WHAT NEEDS TO BE DONE: Restate the material word for word and leave out anything that is a picture.

PROVIDED DATA:
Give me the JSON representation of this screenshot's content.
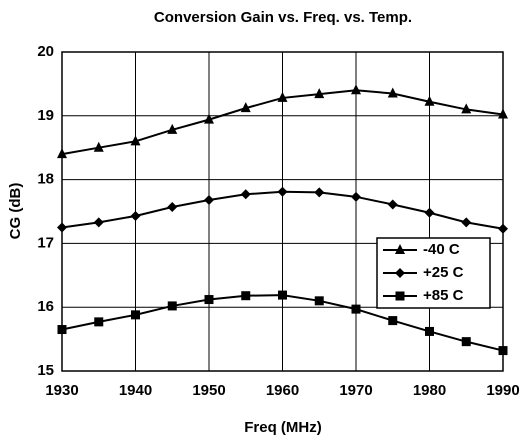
{
  "chart_data": {
    "type": "line",
    "title": "Conversion Gain vs. Freq. vs. Temp.",
    "xlabel": "Freq (MHz)",
    "ylabel": "CG (dB)",
    "x": [
      1930,
      1935,
      1940,
      1945,
      1950,
      1955,
      1960,
      1965,
      1970,
      1975,
      1980,
      1985,
      1990
    ],
    "series": [
      {
        "name": "-40 C",
        "color": "#000000",
        "marker": "triangle",
        "values": [
          18.4,
          18.5,
          18.6,
          18.78,
          18.94,
          19.12,
          19.28,
          19.34,
          19.4,
          19.35,
          19.22,
          19.1,
          19.02
        ]
      },
      {
        "name": "+25 C",
        "color": "#000000",
        "marker": "diamond",
        "values": [
          17.25,
          17.33,
          17.43,
          17.57,
          17.68,
          17.77,
          17.81,
          17.8,
          17.73,
          17.61,
          17.48,
          17.33,
          17.23
        ]
      },
      {
        "name": "+85 C",
        "color": "#000000",
        "marker": "square",
        "values": [
          15.65,
          15.77,
          15.88,
          16.02,
          16.12,
          16.18,
          16.19,
          16.1,
          15.97,
          15.79,
          15.62,
          15.46,
          15.32
        ]
      }
    ],
    "xlim": [
      1930,
      1990
    ],
    "xticks": [
      1930,
      1940,
      1950,
      1960,
      1970,
      1980,
      1990
    ],
    "ylim": [
      15,
      20
    ],
    "yticks": [
      15,
      16,
      17,
      18,
      19,
      20
    ],
    "grid": true,
    "legend": "lower right"
  }
}
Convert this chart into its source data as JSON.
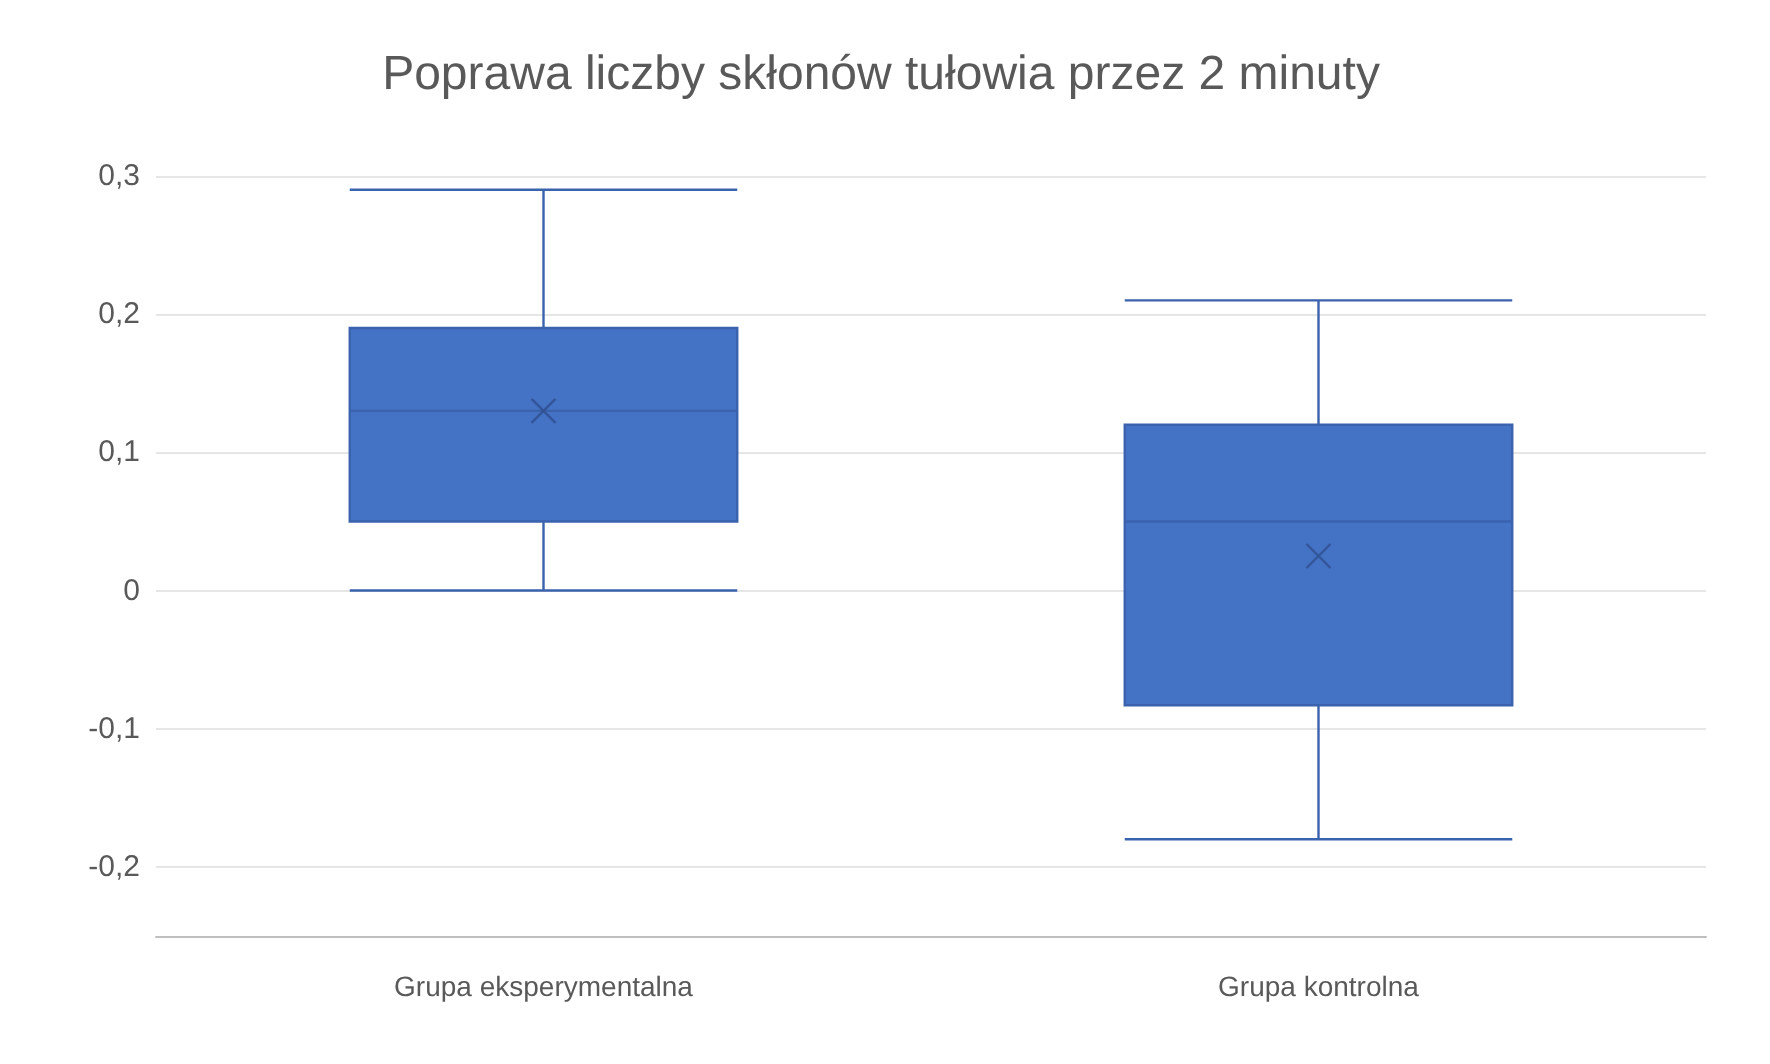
{
  "chart_data": {
    "type": "box",
    "title": "Poprawa liczby skłonów tułowia przez 2 minuty",
    "categories": [
      "Grupa eksperymentalna",
      "Grupa kontrolna"
    ],
    "boxes": [
      {
        "low": 0,
        "q1": 0.05,
        "median": 0.13,
        "q3": 0.19,
        "high": 0.29,
        "mean": 0.13
      },
      {
        "low": -0.18,
        "q1": -0.083,
        "median": 0.05,
        "q3": 0.12,
        "high": 0.21,
        "mean": 0.025
      }
    ],
    "color": "#4472c4",
    "ylim": [
      -0.25,
      0.3
    ],
    "yticks": [
      {
        "value": -0.2,
        "label": "-0,2"
      },
      {
        "value": -0.1,
        "label": "-0,1"
      },
      {
        "value": 0,
        "label": "0"
      },
      {
        "value": 0.1,
        "label": "0,1"
      },
      {
        "value": 0.2,
        "label": "0,2"
      },
      {
        "value": 0.3,
        "label": "0,3"
      }
    ],
    "grid": "y",
    "marker": "cross"
  }
}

OUTPUT FOR THIS TASK:
Give me the JSON representation of this screenshot's content.
{
  "chart_data": {
    "type": "line",
    "title": "Conversion Gain vs. Freq. vs. Temp.",
    "xlabel": "Freq (MHz)",
    "ylabel": "CG (dB)",
    "x": [
      1930,
      1935,
      1940,
      1945,
      1950,
      1955,
      1960,
      1965,
      1970,
      1975,
      1980,
      1985,
      1990
    ],
    "series": [
      {
        "name": "-40 C",
        "color": "#000000",
        "marker": "triangle",
        "values": [
          18.4,
          18.5,
          18.6,
          18.78,
          18.94,
          19.12,
          19.28,
          19.34,
          19.4,
          19.35,
          19.22,
          19.1,
          19.02
        ]
      },
      {
        "name": "+25 C",
        "color": "#000000",
        "marker": "diamond",
        "values": [
          17.25,
          17.33,
          17.43,
          17.57,
          17.68,
          17.77,
          17.81,
          17.8,
          17.73,
          17.61,
          17.48,
          17.33,
          17.23
        ]
      },
      {
        "name": "+85 C",
        "color": "#000000",
        "marker": "square",
        "values": [
          15.65,
          15.77,
          15.88,
          16.02,
          16.12,
          16.18,
          16.19,
          16.1,
          15.97,
          15.79,
          15.62,
          15.46,
          15.32
        ]
      }
    ],
    "xlim": [
      1930,
      1990
    ],
    "xticks": [
      1930,
      1940,
      1950,
      1960,
      1970,
      1980,
      1990
    ],
    "ylim": [
      15,
      20
    ],
    "yticks": [
      15,
      16,
      17,
      18,
      19,
      20
    ],
    "grid": true,
    "legend": "lower right"
  }
}
Convert this chart into its source data as JSON.
{
  "chart_data": {
    "type": "box",
    "title": "Poprawa liczby skłonów tułowia przez 2 minuty",
    "categories": [
      "Grupa eksperymentalna",
      "Grupa kontrolna"
    ],
    "boxes": [
      {
        "low": 0,
        "q1": 0.05,
        "median": 0.13,
        "q3": 0.19,
        "high": 0.29,
        "mean": 0.13
      },
      {
        "low": -0.18,
        "q1": -0.083,
        "median": 0.05,
        "q3": 0.12,
        "high": 0.21,
        "mean": 0.025
      }
    ],
    "color": "#4472c4",
    "ylim": [
      -0.25,
      0.3
    ],
    "yticks": [
      {
        "value": -0.2,
        "label": "-0,2"
      },
      {
        "value": -0.1,
        "label": "-0,1"
      },
      {
        "value": 0,
        "label": "0"
      },
      {
        "value": 0.1,
        "label": "0,1"
      },
      {
        "value": 0.2,
        "label": "0,2"
      },
      {
        "value": 0.3,
        "label": "0,3"
      }
    ],
    "grid": "y",
    "marker": "cross"
  }
}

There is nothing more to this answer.